* **Requirements**:
a – In the broadcast transcript, swap "feathers" for "nerves" and write out the passage that begins at "LAVANDERA: Generations had" and stops after "NEWSROOM after this.".
b – In the broadcast transcript, in which town and state is Ed Lavandera reporting?

No matter what is found during these exhumations, criminal charges are highly unlikely, but dozens of former students have called that investigation a cover-up and an attempt to whitewash the school's brutal past.

GLENN HESS, STATE ATTORNEY: You have to have witnesses and looking at all the statements that have been taken nobody could place a name with a homicide victim and a perpetrator.

LAVANDERA: Generations had passed, young boys are now grown men and they're still searching for answers buried long ago. (END VIDEOTAPE)

LAVANDERA: And Fredricka, you know, here in the town of Marianna, Florida where we are, this is a process that has really ruffled a lot of feathers in the town here. People who worry that coming here and digging up the past here essentially will make this town look bad. But there are dozens and dozens of families who are anxious to see what these researchers are going to find here and as we've talked about, what it might say about the past -- Fredricka.

WHITFIELD: Gosh, heartbreaking details. All right. Thank you so much, Ed Lavandera in Marianna, Florida.

And we'll be right back with much more on the NEWSROOM after this.

* **Stored records**:
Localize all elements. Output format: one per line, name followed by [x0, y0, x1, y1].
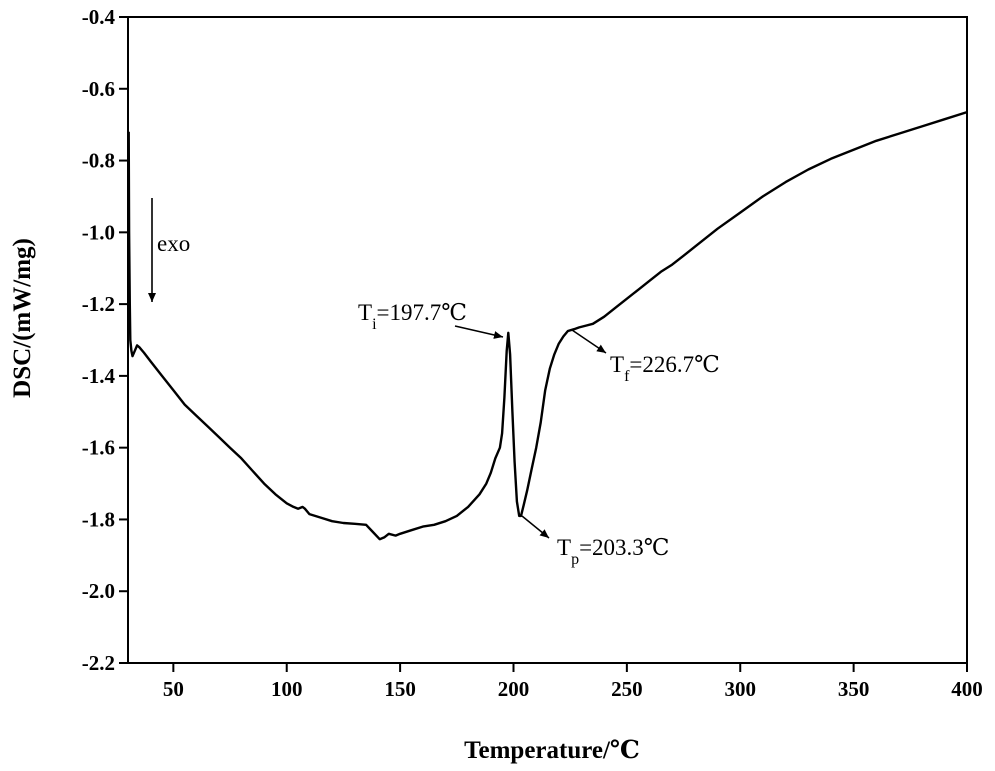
x-tick-label: 150 — [384, 677, 416, 701]
annotation-ti: Ti=197.7℃ — [358, 300, 467, 333]
x-tick-label: 250 — [611, 677, 643, 701]
y-tick-label: -1.6 — [82, 436, 115, 460]
dsc-curve — [127, 110, 968, 541]
annotation-tp-subscript: p — [571, 551, 579, 568]
y-tick-label: -0.6 — [82, 77, 115, 101]
annotation-ti-value: =197.7℃ — [377, 300, 467, 325]
annotation-tp-value: =203.3℃ — [579, 535, 669, 560]
annotation-tp: Tp=203.3℃ — [557, 535, 670, 568]
x-tick-label: 400 — [951, 677, 983, 701]
annotation-tp-symbol: T — [557, 535, 571, 560]
y-tick-label: -0.4 — [82, 5, 116, 29]
y-tick-label: -2.2 — [82, 651, 115, 675]
y-tick-label: -0.8 — [82, 149, 115, 173]
y-axis-ticks: -0.4 -0.6 -0.8 -1.0 -1.2 -1.4 -1.6 -1.8 -2.0 -2.2 — [82, 5, 128, 675]
x-axis-title: Temperature/℃ — [464, 737, 640, 764]
y-tick-label: -1.8 — [82, 507, 115, 531]
annotation-tf-arrow — [571, 329, 607, 354]
annotation-tf-symbol: T — [610, 352, 624, 377]
y-tick-label: -1.2 — [82, 292, 115, 316]
annotation-ti-subscript: i — [372, 316, 377, 333]
x-axis-ticks: 50 100 150 200 250 300 350 400 — [163, 663, 983, 701]
x-tick-label: 50 — [163, 677, 184, 701]
x-tick-label: 100 — [271, 677, 303, 701]
x-tick-label: 350 — [838, 677, 870, 701]
annotation-ti-symbol: T — [358, 300, 372, 325]
x-tick-label: 200 — [498, 677, 530, 701]
y-axis-title: DSC/(mW/mg) — [9, 238, 36, 398]
y-tick-label: -1.0 — [82, 220, 115, 244]
plot-frame — [127, 16, 968, 664]
y-tick-label: -2.0 — [82, 579, 115, 603]
annotation-tf-subscript: f — [624, 368, 630, 385]
x-tick-label: 300 — [724, 677, 756, 701]
annotation-tf-value: =226.7℃ — [629, 352, 719, 377]
annotation-ti-arrow — [454, 325, 504, 339]
annotation-tf: Tf=226.7℃ — [610, 352, 720, 385]
annotation-tp-arrow — [521, 515, 550, 539]
y-tick-label: -1.4 — [82, 364, 116, 388]
exo-label: exo — [157, 231, 190, 256]
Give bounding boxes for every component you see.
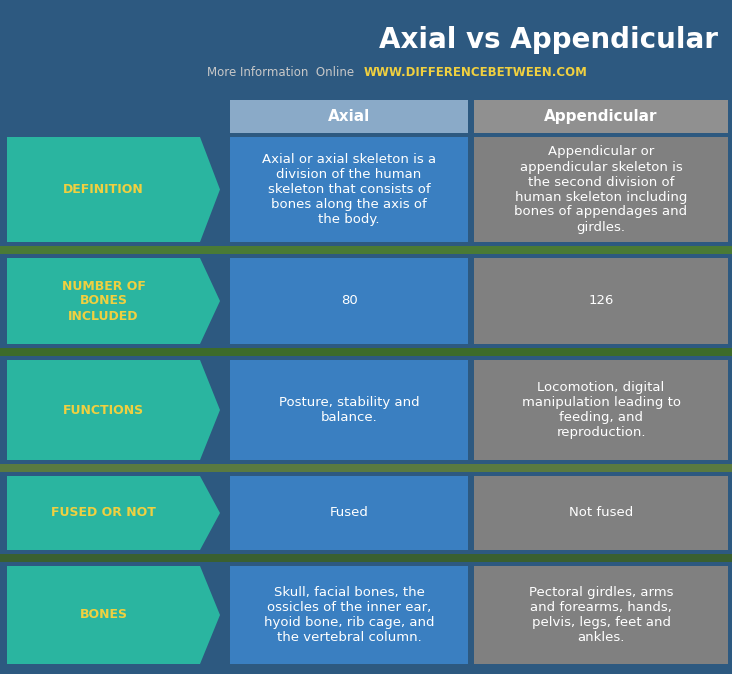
Polygon shape [7, 360, 220, 460]
FancyBboxPatch shape [230, 100, 468, 133]
Text: Pectoral girdles, arms
and forearms, hands,
pelvis, legs, feet and
ankles.: Pectoral girdles, arms and forearms, han… [529, 586, 673, 644]
Text: BONES: BONES [80, 609, 127, 621]
Text: Appendicular or
appendicular skeleton is
the second division of
human skeleton i: Appendicular or appendicular skeleton is… [515, 146, 687, 233]
Polygon shape [7, 137, 220, 242]
Text: Posture, stability and
balance.: Posture, stability and balance. [279, 396, 419, 424]
FancyBboxPatch shape [474, 258, 728, 344]
Text: 126: 126 [589, 295, 613, 307]
Text: FUNCTIONS: FUNCTIONS [63, 404, 144, 417]
FancyBboxPatch shape [474, 476, 728, 550]
FancyBboxPatch shape [230, 258, 468, 344]
Polygon shape [7, 566, 220, 664]
FancyBboxPatch shape [474, 137, 728, 242]
Text: DEFINITION: DEFINITION [63, 183, 144, 196]
Text: Fused: Fused [329, 506, 368, 520]
FancyBboxPatch shape [0, 0, 732, 100]
Text: FUSED OR NOT: FUSED OR NOT [51, 506, 156, 520]
FancyBboxPatch shape [0, 464, 732, 472]
FancyBboxPatch shape [230, 137, 468, 242]
Polygon shape [7, 258, 220, 344]
Text: Axial: Axial [328, 109, 370, 124]
FancyBboxPatch shape [0, 246, 732, 254]
Text: Locomotion, digital
manipulation leading to
feeding, and
reproduction.: Locomotion, digital manipulation leading… [521, 381, 681, 439]
FancyBboxPatch shape [474, 566, 728, 664]
Text: WWW.DIFFERENCEBETWEEN.COM: WWW.DIFFERENCEBETWEEN.COM [364, 65, 588, 78]
FancyBboxPatch shape [0, 554, 732, 562]
Text: NUMBER OF
BONES
INCLUDED: NUMBER OF BONES INCLUDED [61, 280, 146, 322]
Text: 80: 80 [340, 295, 357, 307]
Polygon shape [7, 476, 220, 550]
Text: Axial or axial skeleton is a
division of the human
skeleton that consists of
bon: Axial or axial skeleton is a division of… [262, 153, 436, 226]
FancyBboxPatch shape [474, 360, 728, 460]
FancyBboxPatch shape [230, 360, 468, 460]
Text: Axial vs Appendicular: Axial vs Appendicular [379, 26, 718, 54]
FancyBboxPatch shape [230, 566, 468, 664]
Text: Appendicular: Appendicular [545, 109, 658, 124]
FancyBboxPatch shape [230, 476, 468, 550]
Text: Skull, facial bones, the
ossicles of the inner ear,
hyoid bone, rib cage, and
th: Skull, facial bones, the ossicles of the… [264, 586, 434, 644]
Text: More Information  Online: More Information Online [207, 65, 362, 78]
FancyBboxPatch shape [0, 348, 732, 356]
FancyBboxPatch shape [474, 100, 728, 133]
Text: Not fused: Not fused [569, 506, 633, 520]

* **Outputs**:
a –
LAVANDERA: Generations had passed, young boys are now grown men and they're still searching for answers buried long ago. (END VIDEOTAPE)

LAVANDERA: And Fredricka, you know, here in the town of Marianna, Florida where we are, this is a process that has really ruffled a lot of nerves in the town here. People who worry that coming here and digging up the past here essentially will make this town look bad. But there are dozens and dozens of families who are anxious to see what these researchers are going to find here and as we've talked about, what it might say about the past -- Fredricka.

WHITFIELD: Gosh, heartbreaking details. All right. Thank you so much, Ed Lavandera in Marianna, Florida.

And we'll be right back with much more on the NEWSROOM after this.

b – Marianna, Florida